[THE PROBLEM]
Gather, from the data below, each line in which the word "title" occurs.

[LISTED RECORDS]
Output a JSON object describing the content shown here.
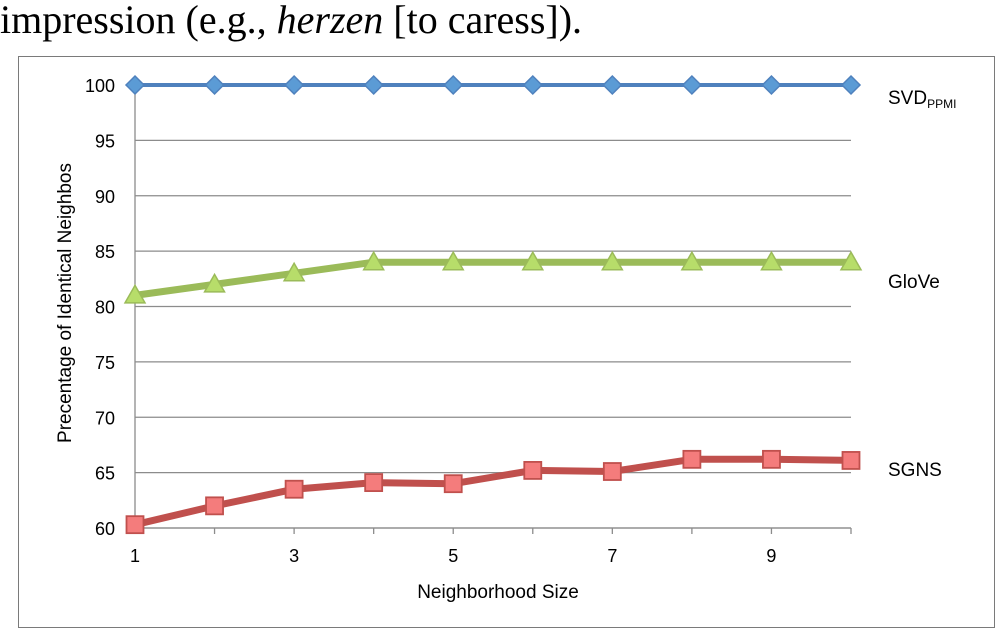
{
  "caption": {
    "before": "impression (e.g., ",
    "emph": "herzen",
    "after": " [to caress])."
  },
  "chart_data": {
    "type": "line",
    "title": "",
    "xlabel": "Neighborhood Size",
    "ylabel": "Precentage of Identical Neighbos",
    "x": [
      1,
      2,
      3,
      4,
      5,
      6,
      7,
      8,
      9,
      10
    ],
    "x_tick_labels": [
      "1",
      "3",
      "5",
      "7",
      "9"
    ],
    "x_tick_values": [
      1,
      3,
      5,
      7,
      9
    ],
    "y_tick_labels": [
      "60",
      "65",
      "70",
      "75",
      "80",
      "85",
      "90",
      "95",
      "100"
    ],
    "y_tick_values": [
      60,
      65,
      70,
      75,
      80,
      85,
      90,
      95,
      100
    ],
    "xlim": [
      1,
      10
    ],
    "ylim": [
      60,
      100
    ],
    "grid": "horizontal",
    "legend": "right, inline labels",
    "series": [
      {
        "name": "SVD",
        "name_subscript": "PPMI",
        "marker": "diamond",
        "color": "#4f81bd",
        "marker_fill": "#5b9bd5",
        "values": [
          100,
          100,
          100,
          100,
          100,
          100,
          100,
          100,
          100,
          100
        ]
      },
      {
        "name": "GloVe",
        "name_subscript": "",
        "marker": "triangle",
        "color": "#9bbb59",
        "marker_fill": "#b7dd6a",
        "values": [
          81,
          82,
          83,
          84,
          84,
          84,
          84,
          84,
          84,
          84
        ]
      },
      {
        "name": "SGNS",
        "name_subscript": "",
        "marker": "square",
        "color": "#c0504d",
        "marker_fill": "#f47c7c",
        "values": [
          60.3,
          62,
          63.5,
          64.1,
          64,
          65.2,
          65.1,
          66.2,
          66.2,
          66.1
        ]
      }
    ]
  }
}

---

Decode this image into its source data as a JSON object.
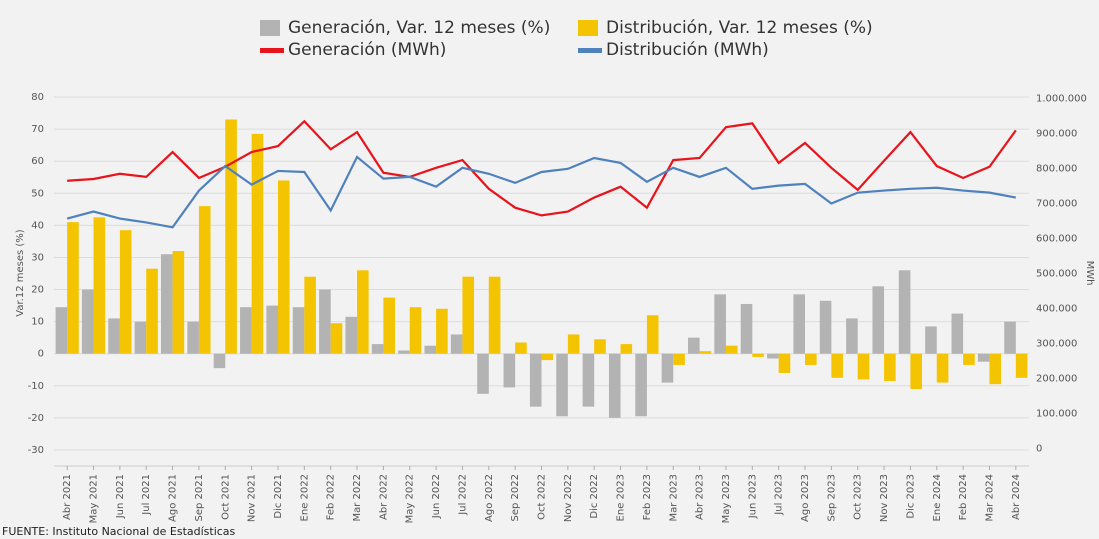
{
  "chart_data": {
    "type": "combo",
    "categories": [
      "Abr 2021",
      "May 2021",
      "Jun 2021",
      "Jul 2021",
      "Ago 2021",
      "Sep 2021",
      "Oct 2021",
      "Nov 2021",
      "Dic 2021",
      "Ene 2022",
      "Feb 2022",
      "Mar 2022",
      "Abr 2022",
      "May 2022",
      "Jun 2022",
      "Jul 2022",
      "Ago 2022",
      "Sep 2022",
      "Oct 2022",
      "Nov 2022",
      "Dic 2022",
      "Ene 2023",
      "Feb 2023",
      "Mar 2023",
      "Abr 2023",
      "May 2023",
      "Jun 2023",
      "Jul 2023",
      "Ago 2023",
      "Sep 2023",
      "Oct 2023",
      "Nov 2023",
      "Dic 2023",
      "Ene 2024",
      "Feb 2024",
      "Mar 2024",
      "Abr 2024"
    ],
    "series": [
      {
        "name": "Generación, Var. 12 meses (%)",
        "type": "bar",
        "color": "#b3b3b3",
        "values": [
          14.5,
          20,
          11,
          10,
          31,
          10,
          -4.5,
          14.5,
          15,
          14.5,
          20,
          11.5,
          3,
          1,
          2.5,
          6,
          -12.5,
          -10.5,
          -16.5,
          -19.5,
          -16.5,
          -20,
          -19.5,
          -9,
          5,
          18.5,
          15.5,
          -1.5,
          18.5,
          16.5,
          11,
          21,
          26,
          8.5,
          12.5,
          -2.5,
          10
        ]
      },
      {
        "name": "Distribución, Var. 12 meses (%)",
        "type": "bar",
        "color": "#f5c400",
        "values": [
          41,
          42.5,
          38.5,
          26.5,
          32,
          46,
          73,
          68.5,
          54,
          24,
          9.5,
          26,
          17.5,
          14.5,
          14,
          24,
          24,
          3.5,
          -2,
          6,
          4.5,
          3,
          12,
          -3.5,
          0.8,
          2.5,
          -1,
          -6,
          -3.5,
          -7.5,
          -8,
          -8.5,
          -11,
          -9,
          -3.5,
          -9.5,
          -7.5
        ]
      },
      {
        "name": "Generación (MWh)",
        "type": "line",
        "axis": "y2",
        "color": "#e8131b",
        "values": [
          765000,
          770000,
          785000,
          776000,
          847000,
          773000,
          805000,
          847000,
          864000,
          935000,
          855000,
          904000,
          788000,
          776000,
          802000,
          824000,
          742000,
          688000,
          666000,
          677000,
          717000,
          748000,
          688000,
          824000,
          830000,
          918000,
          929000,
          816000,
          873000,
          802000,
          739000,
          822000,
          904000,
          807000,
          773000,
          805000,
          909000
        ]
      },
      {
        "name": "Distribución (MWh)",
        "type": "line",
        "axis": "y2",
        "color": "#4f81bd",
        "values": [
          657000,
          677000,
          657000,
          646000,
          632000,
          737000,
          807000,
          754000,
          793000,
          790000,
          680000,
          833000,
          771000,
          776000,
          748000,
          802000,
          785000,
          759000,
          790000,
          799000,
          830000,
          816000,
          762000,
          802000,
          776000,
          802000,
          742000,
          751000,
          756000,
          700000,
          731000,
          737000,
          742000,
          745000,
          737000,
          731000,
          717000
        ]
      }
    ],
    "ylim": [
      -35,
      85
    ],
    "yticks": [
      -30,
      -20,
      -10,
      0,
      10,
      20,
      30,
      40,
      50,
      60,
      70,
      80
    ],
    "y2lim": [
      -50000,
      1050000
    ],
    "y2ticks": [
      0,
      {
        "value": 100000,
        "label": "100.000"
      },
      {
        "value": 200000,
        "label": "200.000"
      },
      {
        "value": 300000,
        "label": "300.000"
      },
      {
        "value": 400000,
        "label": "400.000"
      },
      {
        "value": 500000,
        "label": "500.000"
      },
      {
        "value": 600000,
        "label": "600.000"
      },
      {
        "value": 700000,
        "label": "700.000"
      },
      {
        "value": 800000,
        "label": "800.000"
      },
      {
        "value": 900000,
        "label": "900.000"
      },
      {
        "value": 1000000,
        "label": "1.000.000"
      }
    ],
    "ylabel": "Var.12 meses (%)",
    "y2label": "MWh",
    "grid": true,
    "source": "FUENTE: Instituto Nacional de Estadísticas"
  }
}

...

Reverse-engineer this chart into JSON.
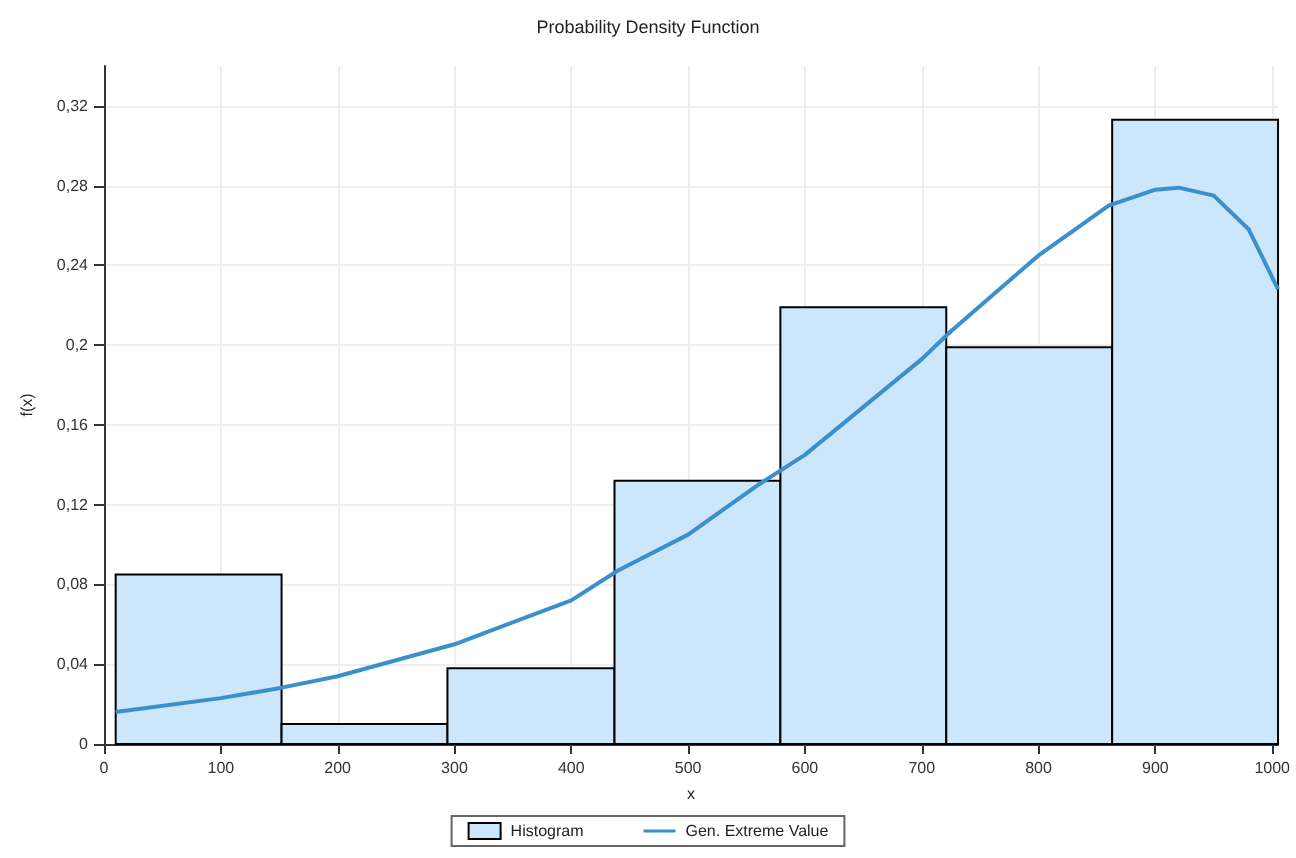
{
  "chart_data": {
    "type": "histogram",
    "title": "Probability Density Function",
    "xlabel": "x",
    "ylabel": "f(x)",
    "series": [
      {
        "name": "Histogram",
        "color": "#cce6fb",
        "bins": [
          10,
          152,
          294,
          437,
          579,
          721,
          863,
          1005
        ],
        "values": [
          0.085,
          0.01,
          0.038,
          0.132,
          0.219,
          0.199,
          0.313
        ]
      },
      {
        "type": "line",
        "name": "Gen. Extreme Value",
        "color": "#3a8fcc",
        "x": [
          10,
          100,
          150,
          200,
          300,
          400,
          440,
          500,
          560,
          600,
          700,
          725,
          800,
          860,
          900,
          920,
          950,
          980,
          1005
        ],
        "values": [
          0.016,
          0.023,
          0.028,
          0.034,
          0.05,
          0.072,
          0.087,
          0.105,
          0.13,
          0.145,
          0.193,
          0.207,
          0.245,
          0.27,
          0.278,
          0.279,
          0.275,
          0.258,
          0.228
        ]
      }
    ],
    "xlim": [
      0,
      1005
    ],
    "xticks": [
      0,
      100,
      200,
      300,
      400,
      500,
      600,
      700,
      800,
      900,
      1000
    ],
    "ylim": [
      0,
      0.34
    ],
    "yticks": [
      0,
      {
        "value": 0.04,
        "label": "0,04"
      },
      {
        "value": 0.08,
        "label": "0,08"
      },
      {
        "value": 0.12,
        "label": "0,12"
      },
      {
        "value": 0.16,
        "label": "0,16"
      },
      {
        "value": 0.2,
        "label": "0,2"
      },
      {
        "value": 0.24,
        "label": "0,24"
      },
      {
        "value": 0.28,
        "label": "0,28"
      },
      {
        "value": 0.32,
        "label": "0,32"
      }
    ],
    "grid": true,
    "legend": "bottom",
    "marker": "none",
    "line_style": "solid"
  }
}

[RESPONSE TO THE EXERCISE]
    "title": "",
    "title": "Probability Density Function",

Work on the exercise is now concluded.